Pictures do not belong in the copy, so please give every entry below again exactly.

(Stored data)
——

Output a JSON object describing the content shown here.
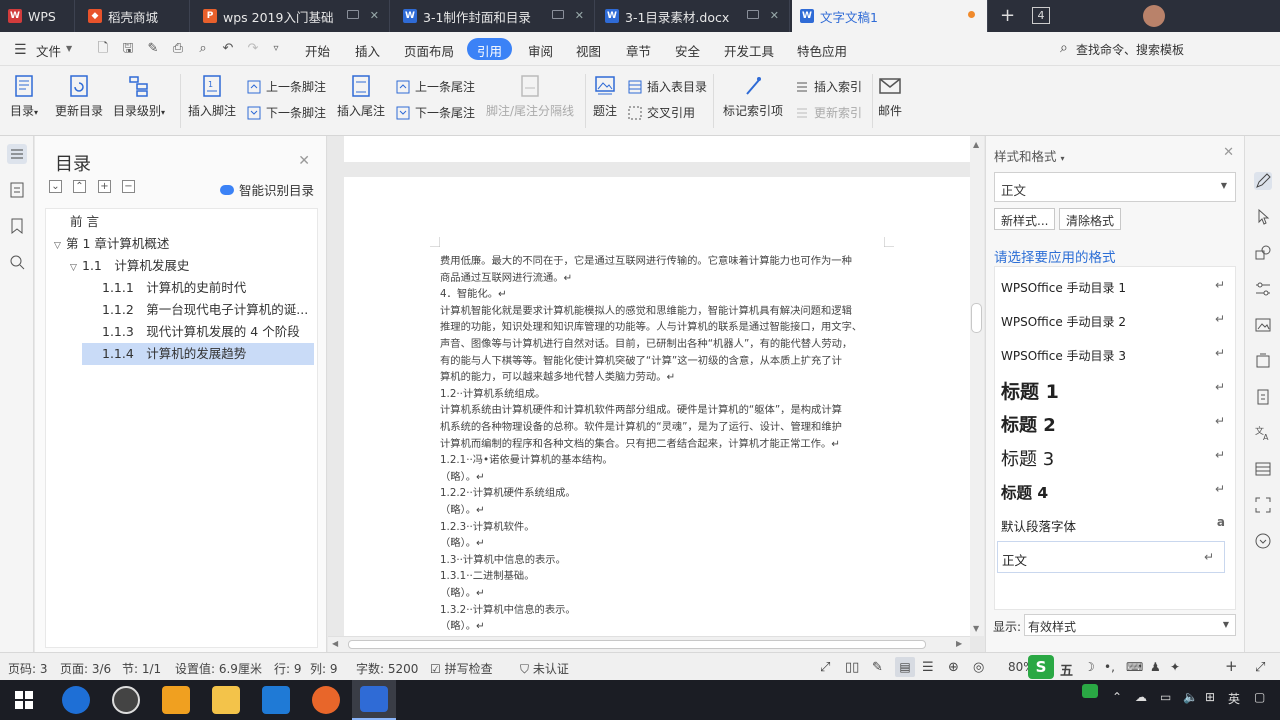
{
  "tabs": [
    {
      "label": "WPS",
      "icon": "wps-logo-icon",
      "color": "#d23c3c"
    },
    {
      "label": "稻壳商城",
      "icon": "docer-icon",
      "color": "#e8532b"
    },
    {
      "label": "wps 2019入门基础",
      "icon": "ppt-file-icon",
      "color": "#e8602c"
    },
    {
      "label": "3-1制作封面和目录",
      "icon": "word-file-icon",
      "color": "#2f6bd6"
    },
    {
      "label": "3-1目录素材.docx",
      "icon": "word-file-icon",
      "color": "#2f6bd6"
    },
    {
      "label": "文字文稿1",
      "icon": "word-file-icon",
      "color": "#2f6bd6"
    }
  ],
  "tabbar": {
    "add": "+",
    "window_count": "4"
  },
  "menu": {
    "file": "文件",
    "items": [
      "开始",
      "插入",
      "页面布局",
      "引用",
      "审阅",
      "视图",
      "章节",
      "安全",
      "开发工具",
      "特色应用"
    ],
    "active": "引用",
    "search": "查找命令、搜索模板"
  },
  "ribbon": {
    "toc": "目录",
    "update_toc": "更新目录",
    "toc_level": "目录级别",
    "insert_footnote": "插入脚注",
    "prev_footnote": "上一条脚注",
    "next_footnote": "下一条脚注",
    "insert_endnote": "插入尾注",
    "prev_endnote": "上一条尾注",
    "next_endnote": "下一条尾注",
    "separator": "脚注/尾注分隔线",
    "caption": "题注",
    "insert_table_toc": "插入表目录",
    "cross_ref": "交叉引用",
    "mark_index": "标记索引项",
    "insert_index": "插入索引",
    "update_index": "更新索引",
    "mail": "邮件"
  },
  "toc_panel": {
    "title": "目录",
    "smart": "智能识别目录",
    "items": [
      {
        "label": "前 言",
        "level": 0
      },
      {
        "label": "第 1 章计算机概述",
        "level": 0
      },
      {
        "label": "1.1　计算机发展史",
        "level": 1
      },
      {
        "label": "1.1.1　计算机的史前时代",
        "level": 2
      },
      {
        "label": "1.1.2　第一台现代电子计算机的诞...",
        "level": 2
      },
      {
        "label": "1.1.3　现代计算机发展的 4 个阶段",
        "level": 2
      },
      {
        "label": "1.1.4　计算机的发展趋势",
        "level": 2,
        "selected": true
      }
    ]
  },
  "document": {
    "lines": [
      "费用低廉。最大的不同在于，它是通过互联网进行传输的。它意味着计算能力也可作为一种",
      "商品通过互联网进行流通。↵",
      "4．智能化。↵",
      "计算机智能化就是要求计算机能模拟人的感觉和思维能力，智能计算机具有解决问题和逻辑",
      "推理的功能，知识处理和知识库管理的功能等。人与计算机的联系是通过智能接口，用文字、",
      "声音、图像等与计算机进行自然对话。目前，已研制出各种“机器人”，有的能代替人劳动，",
      "有的能与人下棋等等。智能化使计算机突破了“计算”这一初级的含意，从本质上扩充了计",
      "算机的能力，可以越来越多地代替人类脑力劳动。↵",
      "1.2··计算机系统组成。",
      "计算机系统由计算机硬件和计算机软件两部分组成。硬件是计算机的“躯体”，是构成计算",
      "机系统的各种物理设备的总称。软件是计算机的“灵魂”，是为了运行、设计、管理和维护",
      "计算机而编制的程序和各种文档的集合。只有把二者结合起来，计算机才能正常工作。↵",
      "1.2.1··冯•诺依曼计算机的基本结构。",
      "（略）。↵",
      "1.2.2··计算机硬件系统组成。",
      "（略）。↵",
      "1.2.3··计算机软件。",
      "（略）。↵",
      "1.3··计算机中信息的表示。",
      "1.3.1··二进制基础。",
      "（略）。↵",
      "1.3.2··计算机中信息的表示。",
      "（略）。↵"
    ]
  },
  "styles_panel": {
    "title": "样式和格式",
    "current": "正文",
    "new_style": "新样式...",
    "clear_format": "清除格式",
    "prompt": "请选择要应用的格式",
    "items": [
      {
        "label": "WPSOffice 手动目录 1",
        "kind": "toc"
      },
      {
        "label": "WPSOffice 手动目录 2",
        "kind": "toc"
      },
      {
        "label": "WPSOffice 手动目录 3",
        "kind": "toc"
      },
      {
        "label": "标题 1",
        "kind": "h1"
      },
      {
        "label": "标题 2",
        "kind": "h2"
      },
      {
        "label": "标题 3",
        "kind": "h3"
      },
      {
        "label": "标题 4",
        "kind": "h4"
      },
      {
        "label": "默认段落字体",
        "kind": "char"
      },
      {
        "label": "正文",
        "kind": "normal"
      }
    ],
    "show_label": "显示:",
    "show_value": "有效样式"
  },
  "status": {
    "page_no": "页码: 3",
    "page": "页面: 3/6",
    "section": "节: 1/1",
    "setting": "设置值: 6.9厘米",
    "row": "行: 9",
    "col": "列: 9",
    "words": "字数: 5200",
    "spell": "拼写检查",
    "auth": "未认证",
    "zoom": "80%",
    "ime": "五"
  },
  "colors": {
    "accent": "#3b82f6",
    "tabbar": "#2b2f3a",
    "selection": "#c9dbf7",
    "prompt": "#2d6fd6"
  }
}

——

_OUTPUT FOR THIS TASK:_
Output a JSON object describing the content shown here.
{
  "tabs": [
    {
      "label": "WPS",
      "icon": "wps-logo-icon",
      "color": "#d23c3c"
    },
    {
      "label": "稻壳商城",
      "icon": "docer-icon",
      "color": "#e8532b"
    },
    {
      "label": "wps 2019入门基础",
      "icon": "ppt-file-icon",
      "color": "#e8602c"
    },
    {
      "label": "3-1制作封面和目录",
      "icon": "word-file-icon",
      "color": "#2f6bd6"
    },
    {
      "label": "3-1目录素材.docx",
      "icon": "word-file-icon",
      "color": "#2f6bd6"
    },
    {
      "label": "文字文稿1",
      "icon": "word-file-icon",
      "color": "#2f6bd6"
    }
  ],
  "tabbar": {
    "add": "+",
    "window_count": "4"
  },
  "menu": {
    "file": "文件",
    "items": [
      "开始",
      "插入",
      "页面布局",
      "引用",
      "审阅",
      "视图",
      "章节",
      "安全",
      "开发工具",
      "特色应用"
    ],
    "active": "引用",
    "search": "查找命令、搜索模板"
  },
  "ribbon": {
    "toc": "目录",
    "update_toc": "更新目录",
    "toc_level": "目录级别",
    "insert_footnote": "插入脚注",
    "prev_footnote": "上一条脚注",
    "next_footnote": "下一条脚注",
    "insert_endnote": "插入尾注",
    "prev_endnote": "上一条尾注",
    "next_endnote": "下一条尾注",
    "separator": "脚注/尾注分隔线",
    "caption": "题注",
    "insert_table_toc": "插入表目录",
    "cross_ref": "交叉引用",
    "mark_index": "标记索引项",
    "insert_index": "插入索引",
    "update_index": "更新索引",
    "mail": "邮件"
  },
  "toc_panel": {
    "title": "目录",
    "smart": "智能识别目录",
    "items": [
      {
        "label": "前 言",
        "level": 0
      },
      {
        "label": "第 1 章计算机概述",
        "level": 0
      },
      {
        "label": "1.1　计算机发展史",
        "level": 1
      },
      {
        "label": "1.1.1　计算机的史前时代",
        "level": 2
      },
      {
        "label": "1.1.2　第一台现代电子计算机的诞...",
        "level": 2
      },
      {
        "label": "1.1.3　现代计算机发展的 4 个阶段",
        "level": 2
      },
      {
        "label": "1.1.4　计算机的发展趋势",
        "level": 2,
        "selected": true
      }
    ]
  },
  "document": {
    "lines": [
      "费用低廉。最大的不同在于，它是通过互联网进行传输的。它意味着计算能力也可作为一种",
      "商品通过互联网进行流通。↵",
      "4．智能化。↵",
      "计算机智能化就是要求计算机能模拟人的感觉和思维能力，智能计算机具有解决问题和逻辑",
      "推理的功能，知识处理和知识库管理的功能等。人与计算机的联系是通过智能接口，用文字、",
      "声音、图像等与计算机进行自然对话。目前，已研制出各种“机器人”，有的能代替人劳动，",
      "有的能与人下棋等等。智能化使计算机突破了“计算”这一初级的含意，从本质上扩充了计",
      "算机的能力，可以越来越多地代替人类脑力劳动。↵",
      "1.2··计算机系统组成。",
      "计算机系统由计算机硬件和计算机软件两部分组成。硬件是计算机的“躯体”，是构成计算",
      "机系统的各种物理设备的总称。软件是计算机的“灵魂”，是为了运行、设计、管理和维护",
      "计算机而编制的程序和各种文档的集合。只有把二者结合起来，计算机才能正常工作。↵",
      "1.2.1··冯•诺依曼计算机的基本结构。",
      "（略）。↵",
      "1.2.2··计算机硬件系统组成。",
      "（略）。↵",
      "1.2.3··计算机软件。",
      "（略）。↵",
      "1.3··计算机中信息的表示。",
      "1.3.1··二进制基础。",
      "（略）。↵",
      "1.3.2··计算机中信息的表示。",
      "（略）。↵"
    ]
  },
  "styles_panel": {
    "title": "样式和格式",
    "current": "正文",
    "new_style": "新样式...",
    "clear_format": "清除格式",
    "prompt": "请选择要应用的格式",
    "items": [
      {
        "label": "WPSOffice 手动目录 1",
        "kind": "toc"
      },
      {
        "label": "WPSOffice 手动目录 2",
        "kind": "toc"
      },
      {
        "label": "WPSOffice 手动目录 3",
        "kind": "toc"
      },
      {
        "label": "标题 1",
        "kind": "h1"
      },
      {
        "label": "标题 2",
        "kind": "h2"
      },
      {
        "label": "标题 3",
        "kind": "h3"
      },
      {
        "label": "标题 4",
        "kind": "h4"
      },
      {
        "label": "默认段落字体",
        "kind": "char"
      },
      {
        "label": "正文",
        "kind": "normal"
      }
    ],
    "show_label": "显示:",
    "show_value": "有效样式"
  },
  "status": {
    "page_no": "页码: 3",
    "page": "页面: 3/6",
    "section": "节: 1/1",
    "setting": "设置值: 6.9厘米",
    "row": "行: 9",
    "col": "列: 9",
    "words": "字数: 5200",
    "spell": "拼写检查",
    "auth": "未认证",
    "zoom": "80%",
    "ime": "五"
  },
  "colors": {
    "accent": "#3b82f6",
    "tabbar": "#2b2f3a",
    "selection": "#c9dbf7",
    "prompt": "#2d6fd6"
  }
}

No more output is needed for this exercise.